WHAT YOU NEED TO DO: Reproduce the listing below verbatim.

(Stored records)
====
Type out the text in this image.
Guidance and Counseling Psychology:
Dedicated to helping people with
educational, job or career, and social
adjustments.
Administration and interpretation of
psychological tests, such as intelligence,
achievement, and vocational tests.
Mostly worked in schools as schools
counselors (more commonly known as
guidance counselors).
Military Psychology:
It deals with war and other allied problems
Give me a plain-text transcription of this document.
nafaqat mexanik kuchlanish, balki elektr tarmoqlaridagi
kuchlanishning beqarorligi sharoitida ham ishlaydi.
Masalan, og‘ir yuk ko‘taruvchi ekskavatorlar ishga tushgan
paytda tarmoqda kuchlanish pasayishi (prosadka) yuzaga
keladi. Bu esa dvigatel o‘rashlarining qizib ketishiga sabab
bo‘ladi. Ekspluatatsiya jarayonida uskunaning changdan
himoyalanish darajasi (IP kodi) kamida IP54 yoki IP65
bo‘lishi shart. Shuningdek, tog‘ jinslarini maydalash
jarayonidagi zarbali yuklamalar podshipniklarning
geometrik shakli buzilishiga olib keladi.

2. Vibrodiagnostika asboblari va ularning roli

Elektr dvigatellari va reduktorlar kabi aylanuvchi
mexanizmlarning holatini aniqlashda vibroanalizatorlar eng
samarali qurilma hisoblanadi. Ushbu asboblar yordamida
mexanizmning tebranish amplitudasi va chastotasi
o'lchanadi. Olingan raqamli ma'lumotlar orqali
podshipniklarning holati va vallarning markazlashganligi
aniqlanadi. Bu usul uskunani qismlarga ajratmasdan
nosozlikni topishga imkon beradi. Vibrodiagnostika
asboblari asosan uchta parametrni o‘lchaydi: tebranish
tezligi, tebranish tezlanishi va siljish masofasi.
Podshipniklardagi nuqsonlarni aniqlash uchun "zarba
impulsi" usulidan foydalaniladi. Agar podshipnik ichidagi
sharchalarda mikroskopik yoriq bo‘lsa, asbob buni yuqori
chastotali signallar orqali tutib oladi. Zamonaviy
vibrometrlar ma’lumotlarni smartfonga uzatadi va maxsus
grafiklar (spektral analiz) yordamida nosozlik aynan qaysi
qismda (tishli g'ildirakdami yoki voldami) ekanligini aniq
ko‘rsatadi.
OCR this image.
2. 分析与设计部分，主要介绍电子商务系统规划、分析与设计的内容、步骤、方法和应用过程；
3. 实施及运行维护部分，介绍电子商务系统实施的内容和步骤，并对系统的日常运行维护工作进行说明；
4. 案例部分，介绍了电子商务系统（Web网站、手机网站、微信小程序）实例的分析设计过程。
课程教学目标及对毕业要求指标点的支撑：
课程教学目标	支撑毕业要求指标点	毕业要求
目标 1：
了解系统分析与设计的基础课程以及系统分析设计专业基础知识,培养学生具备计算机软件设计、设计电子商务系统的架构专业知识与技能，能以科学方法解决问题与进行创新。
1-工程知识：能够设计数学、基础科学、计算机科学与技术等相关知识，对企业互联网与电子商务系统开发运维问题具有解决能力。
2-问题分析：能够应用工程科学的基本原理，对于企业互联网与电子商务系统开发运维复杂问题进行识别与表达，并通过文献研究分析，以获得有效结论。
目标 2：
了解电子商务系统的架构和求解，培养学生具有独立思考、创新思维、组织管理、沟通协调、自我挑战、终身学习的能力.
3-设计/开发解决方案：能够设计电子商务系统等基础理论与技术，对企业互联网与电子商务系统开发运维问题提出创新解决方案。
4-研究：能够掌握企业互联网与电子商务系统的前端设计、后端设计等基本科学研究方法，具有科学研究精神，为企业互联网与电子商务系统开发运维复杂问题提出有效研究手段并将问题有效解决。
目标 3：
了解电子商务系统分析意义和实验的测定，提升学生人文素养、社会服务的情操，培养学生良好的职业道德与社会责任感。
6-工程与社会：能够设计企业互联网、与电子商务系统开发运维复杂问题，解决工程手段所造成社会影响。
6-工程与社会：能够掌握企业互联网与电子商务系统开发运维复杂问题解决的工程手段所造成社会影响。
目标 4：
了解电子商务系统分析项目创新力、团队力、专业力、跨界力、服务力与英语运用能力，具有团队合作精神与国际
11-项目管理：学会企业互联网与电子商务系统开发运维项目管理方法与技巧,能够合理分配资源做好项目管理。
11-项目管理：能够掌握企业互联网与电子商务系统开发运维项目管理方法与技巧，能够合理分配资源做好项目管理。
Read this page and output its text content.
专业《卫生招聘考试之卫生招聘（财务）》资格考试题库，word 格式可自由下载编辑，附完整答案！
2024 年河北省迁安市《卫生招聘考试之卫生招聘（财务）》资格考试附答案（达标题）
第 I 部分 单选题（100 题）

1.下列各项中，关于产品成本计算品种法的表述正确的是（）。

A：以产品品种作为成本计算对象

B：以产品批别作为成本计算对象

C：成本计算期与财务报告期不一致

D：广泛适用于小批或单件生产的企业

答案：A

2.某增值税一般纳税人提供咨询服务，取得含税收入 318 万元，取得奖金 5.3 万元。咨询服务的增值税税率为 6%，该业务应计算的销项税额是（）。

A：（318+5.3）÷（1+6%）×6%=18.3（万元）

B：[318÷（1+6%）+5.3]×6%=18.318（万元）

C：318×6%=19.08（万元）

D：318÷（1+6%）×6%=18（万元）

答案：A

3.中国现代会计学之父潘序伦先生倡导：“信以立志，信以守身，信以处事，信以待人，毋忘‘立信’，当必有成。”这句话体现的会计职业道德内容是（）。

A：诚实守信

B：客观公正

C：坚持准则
====
SOLUTION TO THE PROBLEM:
Type out the text in this image.
Guidance and Counseling Psychology:
Dedicated to helping people with
educational, job or career, and social
adjustments.
Administration and interpretation of
psychological tests, such as intelligence,
achievement, and vocational tests.
Mostly worked in schools as schools
counselors (more commonly known as
guidance counselors).
Military Psychology:
It deals with war and other allied problems
Give me a plain-text transcription of this document.
nafaqat mexanik kuchlanish, balki elektr tarmoqlaridagi
kuchlanishning beqarorligi sharoitida ham ishlaydi.
Masalan, og‘ir yuk ko‘taruvchi ekskavatorlar ishga tushgan
paytda tarmoqda kuchlanish pasayishi (prosadka) yuzaga
keladi. Bu esa dvigatel o‘rashlarining qizib ketishiga sabab
bo‘ladi. Ekspluatatsiya jarayonida uskunaning changdan
himoyalanish darajasi (IP kodi) kamida IP54 yoki IP65
bo‘lishi shart. Shuningdek, tog‘ jinslarini maydalash
jarayonidagi zarbali yuklamalar podshipniklarning
geometrik shakli buzilishiga olib keladi.

2. Vibrodiagnostika asboblari va ularning roli

Elektr dvigatellari va reduktorlar kabi aylanuvchi
mexanizmlarning holatini aniqlashda vibroanalizatorlar eng
samarali qurilma hisoblanadi. Ushbu asboblar yordamida
mexanizmning tebranish amplitudasi va chastotasi
o'lchanadi. Olingan raqamli ma'lumotlar orqali
podshipniklarning holati va vallarning markazlashganligi
aniqlanadi. Bu usul uskunani qismlarga ajratmasdan
nosozlikni topishga imkon beradi. Vibrodiagnostika
asboblari asosan uchta parametrni o‘lchaydi: tebranish
tezligi, tebranish tezlanishi va siljish masofasi.
Podshipniklardagi nuqsonlarni aniqlash uchun "zarba
impulsi" usulidan foydalaniladi. Agar podshipnik ichidagi
sharchalarda mikroskopik yoriq bo‘lsa, asbob buni yuqori
chastotali signallar orqali tutib oladi. Zamonaviy
vibrometrlar ma’lumotlarni smartfonga uzatadi va maxsus
grafiklar (spektral analiz) yordamida nosozlik aynan qaysi
qismda (tishli g'ildirakdami yoki voldami) ekanligini aniq
ko‘rsatadi.
OCR this image.
2. 分析与设计部分，主要介绍电子商务系统规划、分析与设计的内容、步骤、方法和应用过程；
3. 实施及运行维护部分，介绍电子商务系统实施的内容和步骤，并对系统的日常运行维护工作进行说明；
4. 案例部分，介绍了电子商务系统（Web网站、手机网站、微信小程序）实例的分析设计过程。
课程教学目标及对毕业要求指标点的支撑：
课程教学目标	支撑毕业要求指标点	毕业要求
目标 1：
了解系统分析与设计的基础课程以及系统分析设计专业基础知识,培养学生具备计算机软件设计、设计电子商务系统的架构专业知识与技能，能以科学方法解决问题与进行创新。
1-工程知识：能够设计数学、基础科学、计算机科学与技术等相关知识，对企业互联网与电子商务系统开发运维问题具有解决能力。
2-问题分析：能够应用工程科学的基本原理，对于企业互联网与电子商务系统开发运维复杂问题进行识别与表达，并通过文献研究分析，以获得有效结论。
目标 2：
了解电子商务系统的架构和求解，培养学生具有独立思考、创新思维、组织管理、沟通协调、自我挑战、终身学习的能力.
3-设计/开发解决方案：能够设计电子商务系统等基础理论与技术，对企业互联网与电子商务系统开发运维问题提出创新解决方案。
4-研究：能够掌握企业互联网与电子商务系统的前端设计、后端设计等基本科学研究方法，具有科学研究精神，为企业互联网与电子商务系统开发运维复杂问题提出有效研究手段并将问题有效解决。
目标 3：
了解电子商务系统分析意义和实验的测定，提升学生人文素养、社会服务的情操，培养学生良好的职业道德与社会责任感。
6-工程与社会：能够设计企业互联网、与电子商务系统开发运维复杂问题，解决工程手段所造成社会影响。
6-工程与社会：能够掌握企业互联网与电子商务系统开发运维复杂问题解决的工程手段所造成社会影响。
目标 4：
了解电子商务系统分析项目创新力、团队力、专业力、跨界力、服务力与英语运用能力，具有团队合作精神与国际
11-项目管理：学会企业互联网与电子商务系统开发运维项目管理方法与技巧,能够合理分配资源做好项目管理。
11-项目管理：能够掌握企业互联网与电子商务系统开发运维项目管理方法与技巧，能够合理分配资源做好项目管理。
Read this page and output its text content.
专业《卫生招聘考试之卫生招聘（财务）》资格考试题库，word 格式可自由下载编辑，附完整答案！
2024 年河北省迁安市《卫生招聘考试之卫生招聘（财务）》资格考试附答案（达标题）
第 I 部分 单选题（100 题）

1.下列各项中，关于产品成本计算品种法的表述正确的是（）。

A：以产品品种作为成本计算对象

B：以产品批别作为成本计算对象

C：成本计算期与财务报告期不一致

D：广泛适用于小批或单件生产的企业

答案：A

2.某增值税一般纳税人提供咨询服务，取得含税收入 318 万元，取得奖金 5.3 万元。咨询服务的增值税税率为 6%，该业务应计算的销项税额是（）。

A：（318+5.3）÷（1+6%）×6%=18.3（万元）

B：[318÷（1+6%）+5.3]×6%=18.318（万元）

C：318×6%=19.08（万元）

D：318÷（1+6%）×6%=18（万元）

答案：A

3.中国现代会计学之父潘序伦先生倡导：“信以立志，信以守身，信以处事，信以待人，毋忘‘立信’，当必有成。”这句话体现的会计职业道德内容是（）。

A：诚实守信

B：客观公正

C：坚持准则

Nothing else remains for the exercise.